● READING TEXT
Introduction
Lately I was trying to put together some 2D histograms in R and found that there are many ways to do it, with directions on how to do so scattered across the internet in blogs, forums and of course, Stackoverflow.
As such I thought I’d give each a go and also put all of them together here for easy reference while also highlighting their difference.
For those not “in the know” a 2D histogram is an extensions of the regular old histogram, showing the distribution of values in a data set across the range of two quantitative variables. It can be considered a special case of the heat map, where the intensity values are just the count of observations in the data set within a particular area of the 2D space (bucket or bin).

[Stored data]
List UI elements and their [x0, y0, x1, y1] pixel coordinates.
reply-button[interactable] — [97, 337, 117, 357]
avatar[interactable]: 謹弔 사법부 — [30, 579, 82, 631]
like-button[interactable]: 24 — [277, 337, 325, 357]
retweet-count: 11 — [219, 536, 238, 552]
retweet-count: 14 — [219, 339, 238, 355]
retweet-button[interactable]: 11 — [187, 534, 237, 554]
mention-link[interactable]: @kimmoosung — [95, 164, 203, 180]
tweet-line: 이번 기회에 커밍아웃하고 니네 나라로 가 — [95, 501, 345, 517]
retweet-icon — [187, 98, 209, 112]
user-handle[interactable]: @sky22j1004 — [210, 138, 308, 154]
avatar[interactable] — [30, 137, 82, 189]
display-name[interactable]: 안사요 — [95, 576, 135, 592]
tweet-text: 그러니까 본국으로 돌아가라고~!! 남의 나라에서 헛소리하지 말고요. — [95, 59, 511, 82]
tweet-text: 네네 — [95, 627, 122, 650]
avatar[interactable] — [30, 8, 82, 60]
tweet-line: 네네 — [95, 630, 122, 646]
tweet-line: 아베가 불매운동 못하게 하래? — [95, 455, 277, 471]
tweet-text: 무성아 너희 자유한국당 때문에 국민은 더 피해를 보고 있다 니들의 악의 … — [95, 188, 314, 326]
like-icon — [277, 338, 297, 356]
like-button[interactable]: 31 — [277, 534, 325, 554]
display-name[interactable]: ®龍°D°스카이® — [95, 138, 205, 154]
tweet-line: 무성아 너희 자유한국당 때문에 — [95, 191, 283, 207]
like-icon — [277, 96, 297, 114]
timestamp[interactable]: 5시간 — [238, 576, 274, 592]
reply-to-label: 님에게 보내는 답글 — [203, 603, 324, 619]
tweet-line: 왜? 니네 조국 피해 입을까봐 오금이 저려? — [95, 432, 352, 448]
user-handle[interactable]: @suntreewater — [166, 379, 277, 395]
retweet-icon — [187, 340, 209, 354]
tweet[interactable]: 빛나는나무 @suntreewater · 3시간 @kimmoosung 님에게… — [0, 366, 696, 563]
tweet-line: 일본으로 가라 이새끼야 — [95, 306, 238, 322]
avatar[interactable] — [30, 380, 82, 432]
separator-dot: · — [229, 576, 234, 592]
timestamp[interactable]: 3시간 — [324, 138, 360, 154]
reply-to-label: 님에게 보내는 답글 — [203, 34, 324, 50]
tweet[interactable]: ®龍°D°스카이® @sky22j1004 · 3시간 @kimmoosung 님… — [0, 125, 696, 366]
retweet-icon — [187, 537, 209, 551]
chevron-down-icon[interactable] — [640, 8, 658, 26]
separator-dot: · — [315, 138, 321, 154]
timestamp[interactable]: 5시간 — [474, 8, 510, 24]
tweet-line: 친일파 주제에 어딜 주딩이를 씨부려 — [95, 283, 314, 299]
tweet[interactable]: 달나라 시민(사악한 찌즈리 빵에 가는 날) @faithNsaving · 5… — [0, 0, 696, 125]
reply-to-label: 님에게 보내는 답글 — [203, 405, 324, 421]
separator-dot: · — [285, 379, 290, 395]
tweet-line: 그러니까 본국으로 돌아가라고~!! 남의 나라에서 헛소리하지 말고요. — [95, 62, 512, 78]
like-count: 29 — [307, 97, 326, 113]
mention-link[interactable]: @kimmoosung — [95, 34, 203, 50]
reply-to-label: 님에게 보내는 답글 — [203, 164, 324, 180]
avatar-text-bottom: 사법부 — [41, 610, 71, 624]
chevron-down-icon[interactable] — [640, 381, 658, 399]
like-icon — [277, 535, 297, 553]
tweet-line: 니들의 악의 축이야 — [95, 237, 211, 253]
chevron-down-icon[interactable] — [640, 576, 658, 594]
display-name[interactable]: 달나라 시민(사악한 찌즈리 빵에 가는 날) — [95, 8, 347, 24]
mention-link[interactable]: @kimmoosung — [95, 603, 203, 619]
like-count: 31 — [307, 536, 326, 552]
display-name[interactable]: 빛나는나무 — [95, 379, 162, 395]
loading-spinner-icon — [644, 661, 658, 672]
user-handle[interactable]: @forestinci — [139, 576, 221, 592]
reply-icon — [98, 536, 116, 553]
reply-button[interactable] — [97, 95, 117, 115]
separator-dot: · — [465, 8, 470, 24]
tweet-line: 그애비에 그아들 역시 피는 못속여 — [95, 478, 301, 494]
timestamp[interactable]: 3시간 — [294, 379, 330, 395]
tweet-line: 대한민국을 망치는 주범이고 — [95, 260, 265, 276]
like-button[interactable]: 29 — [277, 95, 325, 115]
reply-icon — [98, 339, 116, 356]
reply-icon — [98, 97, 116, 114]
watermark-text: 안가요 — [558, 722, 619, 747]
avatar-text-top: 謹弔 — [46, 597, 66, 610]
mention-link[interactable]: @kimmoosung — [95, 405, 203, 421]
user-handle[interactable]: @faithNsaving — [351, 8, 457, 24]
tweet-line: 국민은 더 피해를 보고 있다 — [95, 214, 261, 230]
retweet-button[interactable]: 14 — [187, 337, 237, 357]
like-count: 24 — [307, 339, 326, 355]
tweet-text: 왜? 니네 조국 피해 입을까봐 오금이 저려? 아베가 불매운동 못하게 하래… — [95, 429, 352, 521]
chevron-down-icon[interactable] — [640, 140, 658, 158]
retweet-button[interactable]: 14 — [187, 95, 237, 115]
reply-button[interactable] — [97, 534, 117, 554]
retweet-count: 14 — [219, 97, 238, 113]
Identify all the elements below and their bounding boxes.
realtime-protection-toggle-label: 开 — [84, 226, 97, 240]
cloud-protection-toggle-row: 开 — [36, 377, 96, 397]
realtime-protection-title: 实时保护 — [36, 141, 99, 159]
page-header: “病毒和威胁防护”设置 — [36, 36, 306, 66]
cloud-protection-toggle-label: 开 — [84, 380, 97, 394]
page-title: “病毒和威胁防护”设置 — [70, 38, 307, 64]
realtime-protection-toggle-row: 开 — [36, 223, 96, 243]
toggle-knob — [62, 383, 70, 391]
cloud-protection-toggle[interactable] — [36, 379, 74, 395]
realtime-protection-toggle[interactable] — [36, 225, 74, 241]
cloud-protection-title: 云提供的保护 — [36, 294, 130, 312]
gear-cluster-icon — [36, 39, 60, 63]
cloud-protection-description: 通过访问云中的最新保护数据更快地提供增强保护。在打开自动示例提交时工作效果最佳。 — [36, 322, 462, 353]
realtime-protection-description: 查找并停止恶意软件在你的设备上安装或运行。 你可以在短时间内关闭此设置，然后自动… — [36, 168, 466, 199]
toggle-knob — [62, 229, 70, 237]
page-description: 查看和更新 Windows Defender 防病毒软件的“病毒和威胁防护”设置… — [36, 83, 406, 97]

● REQUESTS
**a.** Answer these questions using the introduction on 2D histograms.
(i) In what language was the writer trying to put together 2D histograms?
(ii) Where are the directions for doing so scattered?
(iii) A 2D histogram can be considered a special case of what kind of chart?
**b.** Reproduce the stretch of the introduction on 2D histograms from "Introduction" through "of course, Stackoverflow.".

● FULL SOLUTIONS
**a.**
(i) R
(ii) Across the internet in blogs, forums and Stackoverflow
(iii) The heat map

**b.**
Introduction
Lately I was trying to put together some 2D histograms in R and found that there are many ways to do it, with directions on how to do so scattered across the internet in blogs, forums and of course, Stackoverflow.